# Job:
Leave out the pictures and reproduce all of the data exactly.

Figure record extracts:
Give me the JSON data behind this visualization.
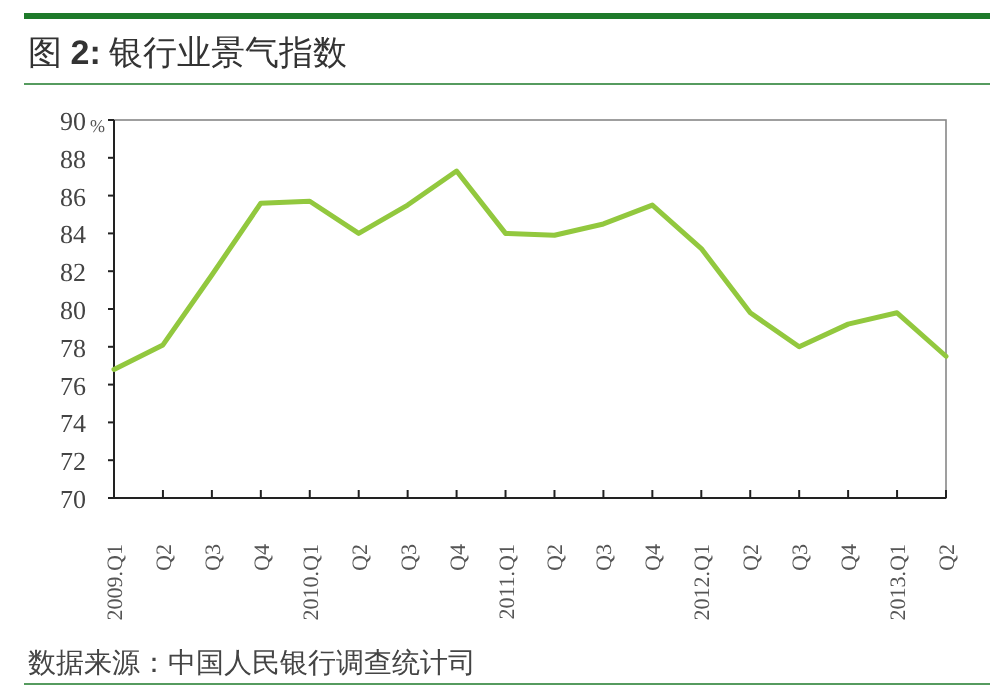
{
  "chart_data": {
    "type": "line",
    "title": "图 **2:** 银行业景气指数",
    "ylabel": "%",
    "categories": [
      "2009.Q1",
      "Q2",
      "Q3",
      "Q4",
      "2010.Q1",
      "Q2",
      "Q3",
      "Q4",
      "2011.Q1",
      "Q2",
      "Q3",
      "Q4",
      "2012.Q1",
      "Q2",
      "Q3",
      "Q4",
      "2013.Q1",
      "Q2"
    ],
    "series": [
      {
        "color": "#92c83e",
        "values": [
          76.8,
          78.1,
          81.8,
          85.6,
          85.7,
          84.0,
          85.5,
          87.3,
          84.0,
          83.9,
          84.5,
          85.5,
          83.2,
          79.8,
          78.0,
          79.2,
          79.8,
          77.5
        ]
      }
    ],
    "ylim": [
      70,
      90
    ],
    "yticks": [
      70,
      72,
      74,
      76,
      78,
      80,
      82,
      84,
      86,
      88,
      90
    ],
    "grid": false,
    "marker": "none",
    "line_style": "solid",
    "annotations": [
      "数据来源：中国人民银行调查统计司"
    ]
  }
}
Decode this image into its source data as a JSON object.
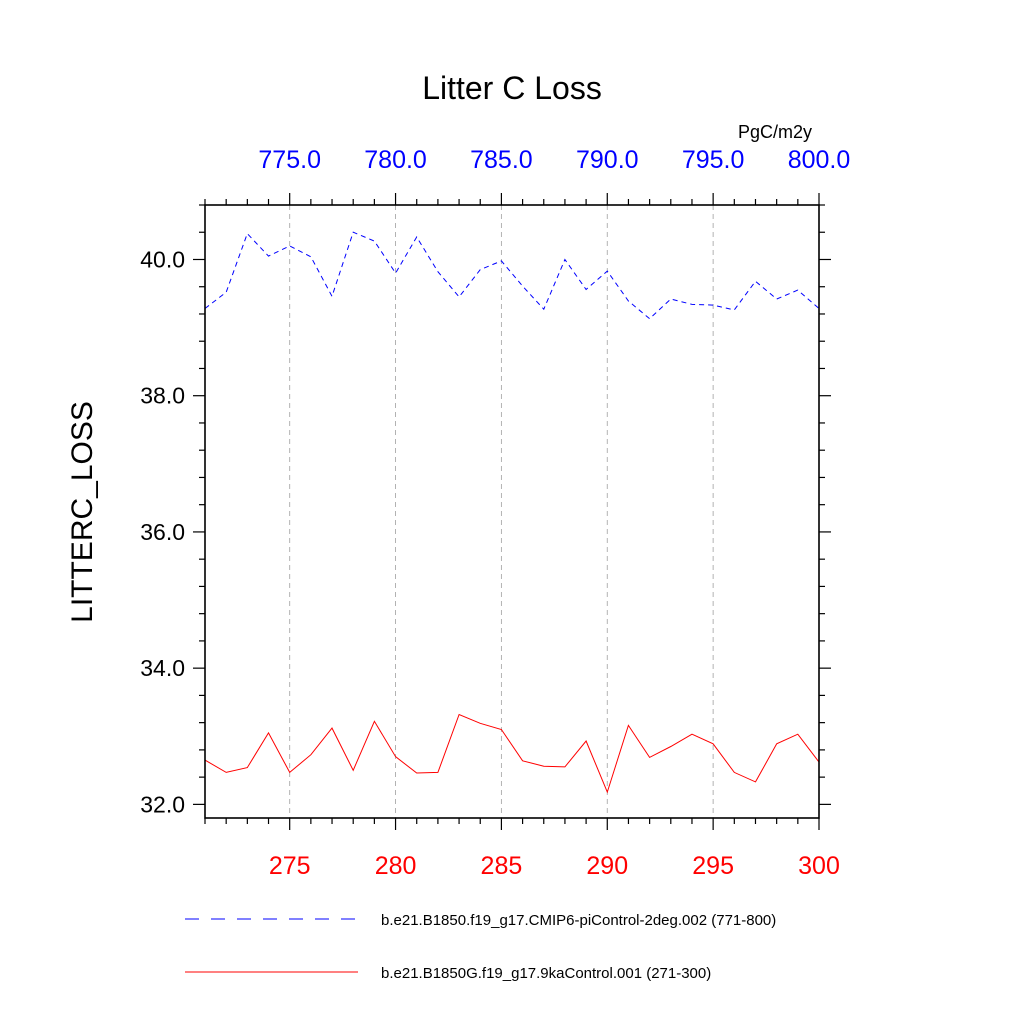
{
  "chart_data": {
    "type": "line",
    "title": "Litter C Loss",
    "units": "PgC/m2y",
    "ylabel": "LITTERC_LOSS",
    "xlabel": "",
    "ylim": [
      31.8,
      40.8
    ],
    "yticks": [
      32.0,
      34.0,
      36.0,
      38.0,
      40.0
    ],
    "ytick_labels": [
      "32.0",
      "34.0",
      "36.0",
      "38.0",
      "40.0"
    ],
    "grid": "vertical dashed at labeled x ticks",
    "legend_position": "bottom",
    "x_bottom": {
      "range": [
        271,
        300
      ],
      "ticks": [
        275,
        280,
        285,
        290,
        295,
        300
      ],
      "tick_labels": [
        "275",
        "280",
        "285",
        "290",
        "295",
        "300"
      ],
      "color": "#ff0000"
    },
    "x_top": {
      "range": [
        771,
        800
      ],
      "ticks": [
        775,
        780,
        785,
        790,
        795,
        800
      ],
      "tick_labels": [
        "775.0",
        "780.0",
        "785.0",
        "790.0",
        "795.0",
        "800.0"
      ],
      "color": "#0000ff"
    },
    "series": [
      {
        "name": "b.e21.B1850.f19_g17.CMIP6-piControl-2deg.002 (771-800)",
        "axis": "top",
        "color": "#0000ff",
        "style": "dashed",
        "x": [
          771,
          772,
          773,
          774,
          775,
          776,
          777,
          778,
          779,
          780,
          781,
          782,
          783,
          784,
          785,
          786,
          787,
          788,
          789,
          790,
          791,
          792,
          793,
          794,
          795,
          796,
          797,
          798,
          799,
          800
        ],
        "values": [
          39.28,
          39.52,
          40.38,
          40.05,
          40.2,
          40.04,
          39.46,
          40.4,
          40.27,
          39.8,
          40.33,
          39.82,
          39.45,
          39.85,
          39.98,
          39.61,
          39.27,
          40.0,
          39.56,
          39.83,
          39.39,
          39.13,
          39.42,
          39.34,
          39.33,
          39.26,
          39.68,
          39.42,
          39.55,
          39.28
        ]
      },
      {
        "name": "b.e21.B1850G.f19_g17.9kaControl.001 (271-300)",
        "axis": "bottom",
        "color": "#ff0000",
        "style": "solid",
        "x": [
          271,
          272,
          273,
          274,
          275,
          276,
          277,
          278,
          279,
          280,
          281,
          282,
          283,
          284,
          285,
          286,
          287,
          288,
          289,
          290,
          291,
          292,
          293,
          294,
          295,
          296,
          297,
          298,
          299,
          300
        ],
        "values": [
          32.65,
          32.47,
          32.54,
          33.05,
          32.47,
          32.73,
          33.12,
          32.5,
          33.22,
          32.7,
          32.46,
          32.47,
          33.32,
          33.19,
          33.1,
          32.64,
          32.56,
          32.55,
          32.93,
          32.18,
          33.16,
          32.69,
          32.85,
          33.03,
          32.89,
          32.47,
          32.33,
          32.89,
          33.03,
          32.62
        ]
      }
    ]
  }
}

# Exercise output:
Give me the JSON data behind this visualization.
{
  "chart_data": {
    "type": "line",
    "title": "图 **2:** 银行业景气指数",
    "ylabel": "%",
    "categories": [
      "2009.Q1",
      "Q2",
      "Q3",
      "Q4",
      "2010.Q1",
      "Q2",
      "Q3",
      "Q4",
      "2011.Q1",
      "Q2",
      "Q3",
      "Q4",
      "2012.Q1",
      "Q2",
      "Q3",
      "Q4",
      "2013.Q1",
      "Q2"
    ],
    "series": [
      {
        "color": "#92c83e",
        "values": [
          76.8,
          78.1,
          81.8,
          85.6,
          85.7,
          84.0,
          85.5,
          87.3,
          84.0,
          83.9,
          84.5,
          85.5,
          83.2,
          79.8,
          78.0,
          79.2,
          79.8,
          77.5
        ]
      }
    ],
    "ylim": [
      70,
      90
    ],
    "yticks": [
      70,
      72,
      74,
      76,
      78,
      80,
      82,
      84,
      86,
      88,
      90
    ],
    "grid": false,
    "marker": "none",
    "line_style": "solid",
    "annotations": [
      "数据来源：中国人民银行调查统计司"
    ]
  }
}
Decode this image into its source data as a JSON object.
{
  "chart_data": {
    "type": "line",
    "title": "Litter C Loss",
    "units": "PgC/m2y",
    "ylabel": "LITTERC_LOSS",
    "xlabel": "",
    "ylim": [
      31.8,
      40.8
    ],
    "yticks": [
      32.0,
      34.0,
      36.0,
      38.0,
      40.0
    ],
    "ytick_labels": [
      "32.0",
      "34.0",
      "36.0",
      "38.0",
      "40.0"
    ],
    "grid": "vertical dashed at labeled x ticks",
    "legend_position": "bottom",
    "x_bottom": {
      "range": [
        271,
        300
      ],
      "ticks": [
        275,
        280,
        285,
        290,
        295,
        300
      ],
      "tick_labels": [
        "275",
        "280",
        "285",
        "290",
        "295",
        "300"
      ],
      "color": "#ff0000"
    },
    "x_top": {
      "range": [
        771,
        800
      ],
      "ticks": [
        775,
        780,
        785,
        790,
        795,
        800
      ],
      "tick_labels": [
        "775.0",
        "780.0",
        "785.0",
        "790.0",
        "795.0",
        "800.0"
      ],
      "color": "#0000ff"
    },
    "series": [
      {
        "name": "b.e21.B1850.f19_g17.CMIP6-piControl-2deg.002 (771-800)",
        "axis": "top",
        "color": "#0000ff",
        "style": "dashed",
        "x": [
          771,
          772,
          773,
          774,
          775,
          776,
          777,
          778,
          779,
          780,
          781,
          782,
          783,
          784,
          785,
          786,
          787,
          788,
          789,
          790,
          791,
          792,
          793,
          794,
          795,
          796,
          797,
          798,
          799,
          800
        ],
        "values": [
          39.28,
          39.52,
          40.38,
          40.05,
          40.2,
          40.04,
          39.46,
          40.4,
          40.27,
          39.8,
          40.33,
          39.82,
          39.45,
          39.85,
          39.98,
          39.61,
          39.27,
          40.0,
          39.56,
          39.83,
          39.39,
          39.13,
          39.42,
          39.34,
          39.33,
          39.26,
          39.68,
          39.42,
          39.55,
          39.28
        ]
      },
      {
        "name": "b.e21.B1850G.f19_g17.9kaControl.001 (271-300)",
        "axis": "bottom",
        "color": "#ff0000",
        "style": "solid",
        "x": [
          271,
          272,
          273,
          274,
          275,
          276,
          277,
          278,
          279,
          280,
          281,
          282,
          283,
          284,
          285,
          286,
          287,
          288,
          289,
          290,
          291,
          292,
          293,
          294,
          295,
          296,
          297,
          298,
          299,
          300
        ],
        "values": [
          32.65,
          32.47,
          32.54,
          33.05,
          32.47,
          32.73,
          33.12,
          32.5,
          33.22,
          32.7,
          32.46,
          32.47,
          33.32,
          33.19,
          33.1,
          32.64,
          32.56,
          32.55,
          32.93,
          32.18,
          33.16,
          32.69,
          32.85,
          33.03,
          32.89,
          32.47,
          32.33,
          32.89,
          33.03,
          32.62
        ]
      }
    ]
  }
}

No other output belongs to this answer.